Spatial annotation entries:

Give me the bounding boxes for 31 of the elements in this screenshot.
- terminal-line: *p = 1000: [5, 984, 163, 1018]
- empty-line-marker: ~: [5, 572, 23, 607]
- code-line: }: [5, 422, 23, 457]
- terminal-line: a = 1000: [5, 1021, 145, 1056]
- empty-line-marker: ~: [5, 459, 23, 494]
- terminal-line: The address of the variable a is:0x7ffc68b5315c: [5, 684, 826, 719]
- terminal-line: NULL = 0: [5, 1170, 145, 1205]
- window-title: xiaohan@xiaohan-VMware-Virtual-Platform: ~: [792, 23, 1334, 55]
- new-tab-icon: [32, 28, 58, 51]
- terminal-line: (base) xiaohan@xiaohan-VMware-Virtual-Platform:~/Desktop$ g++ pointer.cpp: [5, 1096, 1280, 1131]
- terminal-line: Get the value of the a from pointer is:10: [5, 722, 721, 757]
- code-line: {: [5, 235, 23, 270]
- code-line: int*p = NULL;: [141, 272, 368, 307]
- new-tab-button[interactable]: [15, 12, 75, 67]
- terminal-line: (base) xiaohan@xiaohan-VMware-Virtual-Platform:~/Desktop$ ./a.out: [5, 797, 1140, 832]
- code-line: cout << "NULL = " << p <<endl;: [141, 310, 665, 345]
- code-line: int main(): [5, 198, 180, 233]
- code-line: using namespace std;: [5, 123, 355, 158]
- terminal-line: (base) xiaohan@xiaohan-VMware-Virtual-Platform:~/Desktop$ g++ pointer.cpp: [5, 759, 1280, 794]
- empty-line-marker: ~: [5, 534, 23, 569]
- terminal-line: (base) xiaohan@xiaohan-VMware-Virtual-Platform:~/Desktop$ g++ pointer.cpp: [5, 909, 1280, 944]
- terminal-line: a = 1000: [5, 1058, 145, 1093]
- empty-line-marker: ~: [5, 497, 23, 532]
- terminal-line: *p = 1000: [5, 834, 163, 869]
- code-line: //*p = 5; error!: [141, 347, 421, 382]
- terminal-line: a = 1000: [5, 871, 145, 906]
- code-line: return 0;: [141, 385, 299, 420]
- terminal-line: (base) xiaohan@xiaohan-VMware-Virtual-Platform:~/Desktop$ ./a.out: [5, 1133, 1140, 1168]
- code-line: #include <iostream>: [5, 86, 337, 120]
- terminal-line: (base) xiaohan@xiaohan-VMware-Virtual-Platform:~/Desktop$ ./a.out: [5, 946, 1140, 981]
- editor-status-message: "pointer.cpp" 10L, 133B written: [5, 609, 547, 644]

• **EXERCISE INSTRUCTIONS**:
Copy every entry above verbatim, keeping each line unchanged and in its original order.

• **RIGHT ANSWER**:
Give me the bounding boxes for 31 of the elements in this screenshot.
- terminal-line: *p = 1000: [5, 984, 163, 1018]
- empty-line-marker: ~: [5, 572, 23, 607]
- code-line: }: [5, 422, 23, 457]
- terminal-line: a = 1000: [5, 1021, 145, 1056]
- empty-line-marker: ~: [5, 459, 23, 494]
- terminal-line: The address of the variable a is:0x7ffc68b5315c: [5, 684, 826, 719]
- terminal-line: NULL = 0: [5, 1170, 145, 1205]
- window-title: xiaohan@xiaohan-VMware-Virtual-Platform: ~: [792, 23, 1334, 55]
- new-tab-icon: [32, 28, 58, 51]
- terminal-line: (base) xiaohan@xiaohan-VMware-Virtual-Platform:~/Desktop$ g++ pointer.cpp: [5, 1096, 1280, 1131]
- terminal-line: Get the value of the a from pointer is:10: [5, 722, 721, 757]
- code-line: {: [5, 235, 23, 270]
- code-line: int*p = NULL;: [141, 272, 368, 307]
- new-tab-button[interactable]: [15, 12, 75, 67]
- terminal-line: (base) xiaohan@xiaohan-VMware-Virtual-Platform:~/Desktop$ ./a.out: [5, 797, 1140, 832]
- code-line: cout << "NULL = " << p <<endl;: [141, 310, 665, 345]
- code-line: int main(): [5, 198, 180, 233]
- code-line: using namespace std;: [5, 123, 355, 158]
- terminal-line: (base) xiaohan@xiaohan-VMware-Virtual-Platform:~/Desktop$ g++ pointer.cpp: [5, 759, 1280, 794]
- empty-line-marker: ~: [5, 534, 23, 569]
- terminal-line: (base) xiaohan@xiaohan-VMware-Virtual-Platform:~/Desktop$ g++ pointer.cpp: [5, 909, 1280, 944]
- terminal-line: a = 1000: [5, 1058, 145, 1093]
- empty-line-marker: ~: [5, 497, 23, 532]
- terminal-line: *p = 1000: [5, 834, 163, 869]
- code-line: //*p = 5; error!: [141, 347, 421, 382]
- terminal-line: a = 1000: [5, 871, 145, 906]
- code-line: return 0;: [141, 385, 299, 420]
- terminal-line: (base) xiaohan@xiaohan-VMware-Virtual-Platform:~/Desktop$ ./a.out: [5, 1133, 1140, 1168]
- code-line: #include <iostream>: [5, 86, 337, 120]
- terminal-line: (base) xiaohan@xiaohan-VMware-Virtual-Platform:~/Desktop$ ./a.out: [5, 946, 1140, 981]
- editor-status-message: "pointer.cpp" 10L, 133B written: [5, 609, 547, 644]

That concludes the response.